__WHAT YOU ARE ASKED TO DO__. Return all of the data exactly, omitting any images.

__SUPPLIED ENTRIES__.
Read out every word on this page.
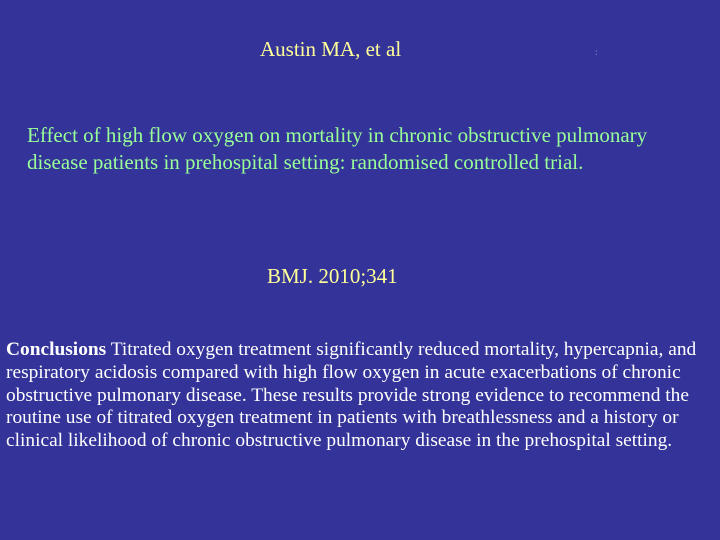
Austin MA, et al	:
Effect of high flow oxygen on mortality in chronic obstructive pulmonary disease patients in prehospital setting: randomised controlled trial.
BMJ. 2010;341
Conclusions Titrated oxygen treatment significantly reduced mortality, hypercapnia, and respiratory acidosis compared with high flow oxygen in acute exacerbations of chronic obstructive pulmonary disease. These results provide strong evidence to recommend the routine use of titrated oxygen treatment in patients with breathlessness and a history or clinical likelihood of chronic obstructive pulmonary disease in the prehospital setting.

__RESPONSE FOR THIS EXERCISE__.
Read out every word on this page.
Austin MA, et al	:
Effect of high flow oxygen on mortality in chronic obstructive pulmonary disease patients in prehospital setting: randomised controlled trial.
BMJ. 2010;341
Conclusions Titrated oxygen treatment significantly reduced mortality, hypercapnia, and respiratory acidosis compared with high flow oxygen in acute exacerbations of chronic obstructive pulmonary disease. These results provide strong evidence to recommend the routine use of titrated oxygen treatment in patients with breathlessness and a history or clinical likelihood of chronic obstructive pulmonary disease in the prehospital setting.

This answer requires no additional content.